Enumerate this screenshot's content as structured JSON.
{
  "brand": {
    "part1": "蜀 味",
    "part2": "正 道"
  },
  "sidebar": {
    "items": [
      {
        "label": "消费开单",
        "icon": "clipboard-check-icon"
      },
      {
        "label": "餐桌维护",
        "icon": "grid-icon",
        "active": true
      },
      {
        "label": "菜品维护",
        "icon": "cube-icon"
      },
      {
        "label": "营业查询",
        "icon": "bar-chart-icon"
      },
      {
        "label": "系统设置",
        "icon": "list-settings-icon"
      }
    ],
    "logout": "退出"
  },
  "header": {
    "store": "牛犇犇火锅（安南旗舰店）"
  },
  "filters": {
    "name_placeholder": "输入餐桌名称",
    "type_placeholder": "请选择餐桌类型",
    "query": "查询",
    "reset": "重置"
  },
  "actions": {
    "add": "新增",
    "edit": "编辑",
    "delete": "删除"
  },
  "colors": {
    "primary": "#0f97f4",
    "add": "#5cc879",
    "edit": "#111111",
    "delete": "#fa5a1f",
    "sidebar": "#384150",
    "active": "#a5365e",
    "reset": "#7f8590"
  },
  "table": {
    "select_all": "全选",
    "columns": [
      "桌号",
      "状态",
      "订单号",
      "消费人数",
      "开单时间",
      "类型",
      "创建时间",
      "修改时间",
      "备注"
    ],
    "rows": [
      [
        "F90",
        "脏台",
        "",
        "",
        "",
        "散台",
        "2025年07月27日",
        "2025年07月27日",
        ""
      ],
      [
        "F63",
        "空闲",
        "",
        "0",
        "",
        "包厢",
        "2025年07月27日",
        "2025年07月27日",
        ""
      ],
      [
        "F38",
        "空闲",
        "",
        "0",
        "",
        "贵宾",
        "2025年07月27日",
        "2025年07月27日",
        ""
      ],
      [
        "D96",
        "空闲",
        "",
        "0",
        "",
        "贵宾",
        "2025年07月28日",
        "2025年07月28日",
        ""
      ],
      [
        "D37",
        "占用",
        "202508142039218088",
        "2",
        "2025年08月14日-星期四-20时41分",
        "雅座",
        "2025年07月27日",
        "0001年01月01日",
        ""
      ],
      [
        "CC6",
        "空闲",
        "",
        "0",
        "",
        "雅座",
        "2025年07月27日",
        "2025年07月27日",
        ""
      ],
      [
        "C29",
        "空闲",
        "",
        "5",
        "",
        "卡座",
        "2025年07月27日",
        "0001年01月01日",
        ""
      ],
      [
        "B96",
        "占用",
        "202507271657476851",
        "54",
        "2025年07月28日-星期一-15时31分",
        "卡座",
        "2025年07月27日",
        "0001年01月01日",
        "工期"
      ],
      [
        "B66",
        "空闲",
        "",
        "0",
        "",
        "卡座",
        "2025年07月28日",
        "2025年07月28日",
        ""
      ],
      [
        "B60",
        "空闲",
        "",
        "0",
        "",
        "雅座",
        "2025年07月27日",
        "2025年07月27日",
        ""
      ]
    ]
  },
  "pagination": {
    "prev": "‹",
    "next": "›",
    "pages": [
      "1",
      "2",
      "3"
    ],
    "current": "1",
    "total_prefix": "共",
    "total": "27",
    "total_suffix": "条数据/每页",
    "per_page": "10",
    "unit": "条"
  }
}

────────────────────

> **OBJECTIVE**
Your task is to give the records above again, exactly.

> **EXERCISE RESPONSE**
Enumerate this screenshot's content as structured JSON.
{
  "brand": {
    "part1": "蜀 味",
    "part2": "正 道"
  },
  "sidebar": {
    "items": [
      {
        "label": "消费开单",
        "icon": "clipboard-check-icon"
      },
      {
        "label": "餐桌维护",
        "icon": "grid-icon",
        "active": true
      },
      {
        "label": "菜品维护",
        "icon": "cube-icon"
      },
      {
        "label": "营业查询",
        "icon": "bar-chart-icon"
      },
      {
        "label": "系统设置",
        "icon": "list-settings-icon"
      }
    ],
    "logout": "退出"
  },
  "header": {
    "store": "牛犇犇火锅（安南旗舰店）"
  },
  "filters": {
    "name_placeholder": "输入餐桌名称",
    "type_placeholder": "请选择餐桌类型",
    "query": "查询",
    "reset": "重置"
  },
  "actions": {
    "add": "新增",
    "edit": "编辑",
    "delete": "删除"
  },
  "colors": {
    "primary": "#0f97f4",
    "add": "#5cc879",
    "edit": "#111111",
    "delete": "#fa5a1f",
    "sidebar": "#384150",
    "active": "#a5365e",
    "reset": "#7f8590"
  },
  "table": {
    "select_all": "全选",
    "columns": [
      "桌号",
      "状态",
      "订单号",
      "消费人数",
      "开单时间",
      "类型",
      "创建时间",
      "修改时间",
      "备注"
    ],
    "rows": [
      [
        "F90",
        "脏台",
        "",
        "",
        "",
        "散台",
        "2025年07月27日",
        "2025年07月27日",
        ""
      ],
      [
        "F63",
        "空闲",
        "",
        "0",
        "",
        "包厢",
        "2025年07月27日",
        "2025年07月27日",
        ""
      ],
      [
        "F38",
        "空闲",
        "",
        "0",
        "",
        "贵宾",
        "2025年07月27日",
        "2025年07月27日",
        ""
      ],
      [
        "D96",
        "空闲",
        "",
        "0",
        "",
        "贵宾",
        "2025年07月28日",
        "2025年07月28日",
        ""
      ],
      [
        "D37",
        "占用",
        "202508142039218088",
        "2",
        "2025年08月14日-星期四-20时41分",
        "雅座",
        "2025年07月27日",
        "0001年01月01日",
        ""
      ],
      [
        "CC6",
        "空闲",
        "",
        "0",
        "",
        "雅座",
        "2025年07月27日",
        "2025年07月27日",
        ""
      ],
      [
        "C29",
        "空闲",
        "",
        "5",
        "",
        "卡座",
        "2025年07月27日",
        "0001年01月01日",
        ""
      ],
      [
        "B96",
        "占用",
        "202507271657476851",
        "54",
        "2025年07月28日-星期一-15时31分",
        "卡座",
        "2025年07月27日",
        "0001年01月01日",
        "工期"
      ],
      [
        "B66",
        "空闲",
        "",
        "0",
        "",
        "卡座",
        "2025年07月28日",
        "2025年07月28日",
        ""
      ],
      [
        "B60",
        "空闲",
        "",
        "0",
        "",
        "雅座",
        "2025年07月27日",
        "2025年07月27日",
        ""
      ]
    ]
  },
  "pagination": {
    "prev": "‹",
    "next": "›",
    "pages": [
      "1",
      "2",
      "3"
    ],
    "current": "1",
    "total_prefix": "共",
    "total": "27",
    "total_suffix": "条数据/每页",
    "per_page": "10",
    "unit": "条"
  }
}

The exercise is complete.